**To be done:**
Report all lines holding "JSON".

[Extracted records]
■ ■ ■ ■ ■ ■ ■

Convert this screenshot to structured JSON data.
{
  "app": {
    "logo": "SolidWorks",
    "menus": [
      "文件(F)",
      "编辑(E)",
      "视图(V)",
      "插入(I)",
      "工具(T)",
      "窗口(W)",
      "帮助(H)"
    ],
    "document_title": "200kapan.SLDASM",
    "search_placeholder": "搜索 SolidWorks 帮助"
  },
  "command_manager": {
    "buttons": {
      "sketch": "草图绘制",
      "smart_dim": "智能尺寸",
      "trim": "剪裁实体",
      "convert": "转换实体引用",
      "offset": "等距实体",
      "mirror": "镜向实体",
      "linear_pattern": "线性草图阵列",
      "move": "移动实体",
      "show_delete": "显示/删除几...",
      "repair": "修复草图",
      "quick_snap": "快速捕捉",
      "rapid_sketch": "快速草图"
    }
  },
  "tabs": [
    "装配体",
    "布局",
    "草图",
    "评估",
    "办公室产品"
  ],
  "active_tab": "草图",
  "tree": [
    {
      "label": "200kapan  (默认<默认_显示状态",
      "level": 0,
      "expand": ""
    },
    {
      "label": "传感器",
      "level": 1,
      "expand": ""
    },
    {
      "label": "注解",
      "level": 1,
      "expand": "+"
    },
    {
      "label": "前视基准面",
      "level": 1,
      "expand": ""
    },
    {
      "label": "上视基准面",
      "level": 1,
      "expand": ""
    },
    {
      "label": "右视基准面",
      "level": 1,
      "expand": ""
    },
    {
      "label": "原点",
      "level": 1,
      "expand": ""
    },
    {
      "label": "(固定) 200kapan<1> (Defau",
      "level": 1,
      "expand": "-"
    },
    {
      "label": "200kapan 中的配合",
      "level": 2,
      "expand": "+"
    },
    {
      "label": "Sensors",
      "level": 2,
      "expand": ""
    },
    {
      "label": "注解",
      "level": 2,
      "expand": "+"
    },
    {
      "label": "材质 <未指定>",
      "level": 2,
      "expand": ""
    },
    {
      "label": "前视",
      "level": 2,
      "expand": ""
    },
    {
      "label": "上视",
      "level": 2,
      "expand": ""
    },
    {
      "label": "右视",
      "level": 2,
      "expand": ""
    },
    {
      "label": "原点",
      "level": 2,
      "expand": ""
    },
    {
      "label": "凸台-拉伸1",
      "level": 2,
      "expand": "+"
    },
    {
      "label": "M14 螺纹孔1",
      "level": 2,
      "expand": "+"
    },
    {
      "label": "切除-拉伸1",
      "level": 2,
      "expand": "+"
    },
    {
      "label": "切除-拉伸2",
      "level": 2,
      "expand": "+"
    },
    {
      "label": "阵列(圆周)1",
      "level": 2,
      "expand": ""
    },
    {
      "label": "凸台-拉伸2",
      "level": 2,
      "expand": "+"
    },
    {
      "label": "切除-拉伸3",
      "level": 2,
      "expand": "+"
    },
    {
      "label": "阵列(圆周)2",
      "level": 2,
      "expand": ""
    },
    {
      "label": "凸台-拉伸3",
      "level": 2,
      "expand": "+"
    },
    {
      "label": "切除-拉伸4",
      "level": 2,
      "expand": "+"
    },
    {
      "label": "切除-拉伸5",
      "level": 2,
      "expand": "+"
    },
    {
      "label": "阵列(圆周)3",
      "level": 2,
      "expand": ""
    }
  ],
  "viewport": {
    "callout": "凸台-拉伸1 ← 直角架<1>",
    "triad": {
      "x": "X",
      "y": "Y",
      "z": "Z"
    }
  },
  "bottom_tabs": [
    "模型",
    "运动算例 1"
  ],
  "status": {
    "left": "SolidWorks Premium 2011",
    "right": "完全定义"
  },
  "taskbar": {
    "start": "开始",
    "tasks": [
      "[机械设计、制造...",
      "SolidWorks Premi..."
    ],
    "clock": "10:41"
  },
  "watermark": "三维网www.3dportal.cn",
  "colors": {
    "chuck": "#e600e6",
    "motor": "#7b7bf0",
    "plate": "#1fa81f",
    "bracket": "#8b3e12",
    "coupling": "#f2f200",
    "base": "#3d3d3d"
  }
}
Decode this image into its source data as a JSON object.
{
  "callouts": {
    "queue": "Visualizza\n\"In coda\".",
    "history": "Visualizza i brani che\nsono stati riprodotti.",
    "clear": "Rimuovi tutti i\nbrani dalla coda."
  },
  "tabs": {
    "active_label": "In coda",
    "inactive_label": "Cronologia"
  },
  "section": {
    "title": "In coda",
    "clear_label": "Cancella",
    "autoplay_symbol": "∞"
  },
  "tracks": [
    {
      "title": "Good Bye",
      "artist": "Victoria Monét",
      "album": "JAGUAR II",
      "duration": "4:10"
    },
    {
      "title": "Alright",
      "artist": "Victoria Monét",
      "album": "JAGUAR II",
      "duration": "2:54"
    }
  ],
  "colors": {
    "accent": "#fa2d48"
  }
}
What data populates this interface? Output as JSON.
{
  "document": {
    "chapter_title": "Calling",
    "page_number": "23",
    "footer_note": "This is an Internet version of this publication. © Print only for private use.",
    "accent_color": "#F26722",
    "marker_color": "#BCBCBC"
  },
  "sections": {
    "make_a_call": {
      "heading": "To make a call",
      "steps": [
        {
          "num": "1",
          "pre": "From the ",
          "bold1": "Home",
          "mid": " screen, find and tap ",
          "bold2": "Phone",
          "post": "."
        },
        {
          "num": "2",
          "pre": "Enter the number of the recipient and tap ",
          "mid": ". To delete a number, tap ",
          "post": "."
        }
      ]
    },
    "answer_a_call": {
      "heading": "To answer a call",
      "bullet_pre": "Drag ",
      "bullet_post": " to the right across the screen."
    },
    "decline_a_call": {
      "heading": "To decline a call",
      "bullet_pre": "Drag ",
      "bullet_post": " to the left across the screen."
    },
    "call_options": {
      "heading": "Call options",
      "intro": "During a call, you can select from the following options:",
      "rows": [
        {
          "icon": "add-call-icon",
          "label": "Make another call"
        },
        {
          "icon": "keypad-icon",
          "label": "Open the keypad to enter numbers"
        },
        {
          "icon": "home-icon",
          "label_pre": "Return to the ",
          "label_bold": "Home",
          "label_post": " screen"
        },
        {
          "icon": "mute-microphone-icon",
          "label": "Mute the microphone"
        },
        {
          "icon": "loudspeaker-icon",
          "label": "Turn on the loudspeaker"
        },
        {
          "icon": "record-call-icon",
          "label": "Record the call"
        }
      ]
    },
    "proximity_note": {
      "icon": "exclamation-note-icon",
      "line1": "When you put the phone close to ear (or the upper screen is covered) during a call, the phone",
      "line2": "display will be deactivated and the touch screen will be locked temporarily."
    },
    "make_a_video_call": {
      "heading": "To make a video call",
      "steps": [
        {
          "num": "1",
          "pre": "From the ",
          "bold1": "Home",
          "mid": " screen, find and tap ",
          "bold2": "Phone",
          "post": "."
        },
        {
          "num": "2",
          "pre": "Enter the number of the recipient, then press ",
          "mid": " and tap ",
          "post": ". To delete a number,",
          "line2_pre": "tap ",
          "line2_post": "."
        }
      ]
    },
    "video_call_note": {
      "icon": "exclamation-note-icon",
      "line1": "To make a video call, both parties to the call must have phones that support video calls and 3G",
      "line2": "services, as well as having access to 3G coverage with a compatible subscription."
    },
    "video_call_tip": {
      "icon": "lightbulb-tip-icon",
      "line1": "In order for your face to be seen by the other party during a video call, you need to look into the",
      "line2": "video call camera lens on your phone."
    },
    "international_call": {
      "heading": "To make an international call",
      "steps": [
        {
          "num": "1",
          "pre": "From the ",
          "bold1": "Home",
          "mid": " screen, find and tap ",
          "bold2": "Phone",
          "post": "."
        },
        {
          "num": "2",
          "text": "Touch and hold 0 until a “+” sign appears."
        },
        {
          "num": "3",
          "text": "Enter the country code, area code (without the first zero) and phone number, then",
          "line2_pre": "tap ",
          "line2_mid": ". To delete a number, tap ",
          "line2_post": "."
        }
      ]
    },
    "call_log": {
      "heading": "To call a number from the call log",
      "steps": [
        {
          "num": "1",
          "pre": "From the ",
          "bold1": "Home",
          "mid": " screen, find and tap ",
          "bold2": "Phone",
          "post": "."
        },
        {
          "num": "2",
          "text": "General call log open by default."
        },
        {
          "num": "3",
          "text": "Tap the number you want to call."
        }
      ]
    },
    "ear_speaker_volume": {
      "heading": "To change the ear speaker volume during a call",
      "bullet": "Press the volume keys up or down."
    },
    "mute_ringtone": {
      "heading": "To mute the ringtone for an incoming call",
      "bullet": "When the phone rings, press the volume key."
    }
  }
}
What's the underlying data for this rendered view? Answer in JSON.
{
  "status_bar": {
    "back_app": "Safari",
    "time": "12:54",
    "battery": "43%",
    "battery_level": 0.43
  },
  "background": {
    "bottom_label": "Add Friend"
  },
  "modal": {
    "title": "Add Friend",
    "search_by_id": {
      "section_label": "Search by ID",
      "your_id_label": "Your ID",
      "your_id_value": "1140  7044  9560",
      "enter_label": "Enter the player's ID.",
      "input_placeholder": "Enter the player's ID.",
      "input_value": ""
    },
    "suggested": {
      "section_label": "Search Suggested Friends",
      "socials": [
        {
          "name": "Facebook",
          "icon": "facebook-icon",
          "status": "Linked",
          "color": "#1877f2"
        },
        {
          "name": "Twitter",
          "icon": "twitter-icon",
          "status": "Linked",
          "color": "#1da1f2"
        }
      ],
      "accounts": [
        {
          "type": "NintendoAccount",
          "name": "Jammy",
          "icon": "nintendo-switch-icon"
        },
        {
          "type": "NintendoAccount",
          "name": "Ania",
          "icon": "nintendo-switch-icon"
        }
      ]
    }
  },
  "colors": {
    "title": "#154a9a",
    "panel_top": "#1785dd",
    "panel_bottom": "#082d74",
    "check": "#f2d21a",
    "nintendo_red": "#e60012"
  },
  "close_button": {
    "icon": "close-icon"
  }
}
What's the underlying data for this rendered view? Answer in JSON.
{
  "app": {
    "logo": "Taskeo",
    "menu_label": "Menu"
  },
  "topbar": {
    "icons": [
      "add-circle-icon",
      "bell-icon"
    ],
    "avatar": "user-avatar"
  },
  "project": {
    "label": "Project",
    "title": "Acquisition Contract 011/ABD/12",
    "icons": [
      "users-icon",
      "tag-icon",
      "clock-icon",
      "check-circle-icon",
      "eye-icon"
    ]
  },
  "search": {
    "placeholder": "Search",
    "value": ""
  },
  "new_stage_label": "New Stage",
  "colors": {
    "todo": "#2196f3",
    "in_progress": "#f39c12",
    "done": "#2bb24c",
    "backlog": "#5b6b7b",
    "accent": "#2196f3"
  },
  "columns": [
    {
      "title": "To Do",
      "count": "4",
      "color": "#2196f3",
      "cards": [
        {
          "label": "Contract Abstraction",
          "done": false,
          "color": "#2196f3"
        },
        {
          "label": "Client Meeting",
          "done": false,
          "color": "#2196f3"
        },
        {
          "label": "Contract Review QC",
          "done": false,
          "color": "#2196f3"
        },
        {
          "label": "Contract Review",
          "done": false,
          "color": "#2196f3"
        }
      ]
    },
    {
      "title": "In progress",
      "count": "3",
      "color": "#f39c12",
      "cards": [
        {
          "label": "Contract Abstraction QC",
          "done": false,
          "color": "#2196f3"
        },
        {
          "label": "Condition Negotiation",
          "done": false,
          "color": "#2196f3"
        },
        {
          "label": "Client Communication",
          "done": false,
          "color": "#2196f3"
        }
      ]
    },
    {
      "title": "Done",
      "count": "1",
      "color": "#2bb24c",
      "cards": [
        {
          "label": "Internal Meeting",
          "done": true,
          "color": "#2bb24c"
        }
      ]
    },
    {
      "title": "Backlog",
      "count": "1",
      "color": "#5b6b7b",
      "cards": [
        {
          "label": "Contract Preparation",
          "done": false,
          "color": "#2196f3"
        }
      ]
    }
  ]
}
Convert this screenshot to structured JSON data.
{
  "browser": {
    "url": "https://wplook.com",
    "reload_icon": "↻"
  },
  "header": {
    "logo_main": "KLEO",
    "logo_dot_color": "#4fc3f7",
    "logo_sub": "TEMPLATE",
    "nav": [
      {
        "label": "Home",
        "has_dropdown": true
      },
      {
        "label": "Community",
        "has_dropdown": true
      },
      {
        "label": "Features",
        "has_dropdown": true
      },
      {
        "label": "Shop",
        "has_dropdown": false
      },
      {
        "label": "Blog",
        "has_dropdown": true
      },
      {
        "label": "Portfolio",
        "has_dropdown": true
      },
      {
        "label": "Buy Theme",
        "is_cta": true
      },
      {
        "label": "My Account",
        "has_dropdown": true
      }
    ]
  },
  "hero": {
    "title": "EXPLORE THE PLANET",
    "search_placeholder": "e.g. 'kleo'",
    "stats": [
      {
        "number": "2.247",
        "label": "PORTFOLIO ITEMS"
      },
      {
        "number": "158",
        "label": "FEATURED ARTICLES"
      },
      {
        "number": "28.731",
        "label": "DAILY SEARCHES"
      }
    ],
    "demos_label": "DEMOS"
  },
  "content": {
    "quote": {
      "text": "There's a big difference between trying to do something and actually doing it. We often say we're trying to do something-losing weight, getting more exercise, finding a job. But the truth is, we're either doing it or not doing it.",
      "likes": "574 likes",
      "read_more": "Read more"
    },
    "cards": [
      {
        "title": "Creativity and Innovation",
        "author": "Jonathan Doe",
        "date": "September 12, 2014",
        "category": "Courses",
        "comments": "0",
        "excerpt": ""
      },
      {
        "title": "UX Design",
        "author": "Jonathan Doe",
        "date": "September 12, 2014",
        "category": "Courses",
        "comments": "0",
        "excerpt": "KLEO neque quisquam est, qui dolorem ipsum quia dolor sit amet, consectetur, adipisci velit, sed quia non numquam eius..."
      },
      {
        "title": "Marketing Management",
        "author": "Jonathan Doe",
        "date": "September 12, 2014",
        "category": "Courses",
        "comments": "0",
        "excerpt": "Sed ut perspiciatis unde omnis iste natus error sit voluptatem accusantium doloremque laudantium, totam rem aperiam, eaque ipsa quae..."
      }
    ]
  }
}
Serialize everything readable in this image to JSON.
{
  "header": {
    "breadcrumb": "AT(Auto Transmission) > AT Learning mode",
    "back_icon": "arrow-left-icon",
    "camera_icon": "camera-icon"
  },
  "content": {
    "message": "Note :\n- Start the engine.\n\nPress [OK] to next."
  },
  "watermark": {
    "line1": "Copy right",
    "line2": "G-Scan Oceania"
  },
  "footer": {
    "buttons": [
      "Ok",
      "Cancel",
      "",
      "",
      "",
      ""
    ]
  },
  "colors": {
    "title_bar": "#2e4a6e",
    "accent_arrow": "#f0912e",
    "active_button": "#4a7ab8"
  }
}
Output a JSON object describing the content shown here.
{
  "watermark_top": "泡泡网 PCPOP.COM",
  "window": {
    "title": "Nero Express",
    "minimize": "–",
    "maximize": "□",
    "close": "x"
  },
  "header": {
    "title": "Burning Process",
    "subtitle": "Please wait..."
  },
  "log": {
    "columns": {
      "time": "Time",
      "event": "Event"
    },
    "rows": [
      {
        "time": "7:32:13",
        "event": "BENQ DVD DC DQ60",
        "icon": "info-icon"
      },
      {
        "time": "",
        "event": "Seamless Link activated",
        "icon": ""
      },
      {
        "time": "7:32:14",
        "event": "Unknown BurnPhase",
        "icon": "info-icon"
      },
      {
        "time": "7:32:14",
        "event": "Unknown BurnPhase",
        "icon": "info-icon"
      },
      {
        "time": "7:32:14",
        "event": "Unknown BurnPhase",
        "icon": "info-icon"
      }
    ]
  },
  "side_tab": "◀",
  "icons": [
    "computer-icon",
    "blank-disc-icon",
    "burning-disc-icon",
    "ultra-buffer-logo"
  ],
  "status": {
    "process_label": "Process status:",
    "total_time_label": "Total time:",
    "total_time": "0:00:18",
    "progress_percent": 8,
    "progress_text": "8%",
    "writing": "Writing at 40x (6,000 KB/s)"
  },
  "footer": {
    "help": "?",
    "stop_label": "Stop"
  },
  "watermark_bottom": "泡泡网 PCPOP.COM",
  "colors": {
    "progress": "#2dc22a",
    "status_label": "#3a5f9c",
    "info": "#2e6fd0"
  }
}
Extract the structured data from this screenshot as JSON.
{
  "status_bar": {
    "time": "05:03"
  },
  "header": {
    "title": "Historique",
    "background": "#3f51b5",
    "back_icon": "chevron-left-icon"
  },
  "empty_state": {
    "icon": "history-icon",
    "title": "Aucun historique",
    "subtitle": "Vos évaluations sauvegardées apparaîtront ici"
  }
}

■ ■ ■ ■ ■ ■ ■

**Solution to this exercise:**
Convert this screenshot to structured JSON data.
Decode this image into its source data as a JSON object.
What data populates this interface? Output as JSON.
What's the underlying data for this rendered view? Answer in JSON.
What's the underlying data for this rendered view? Answer in JSON.
Convert this screenshot to structured JSON data.
Serialize everything readable in this image to JSON.
Output a JSON object describing the content shown here.
Extract the structured data from this screenshot as JSON.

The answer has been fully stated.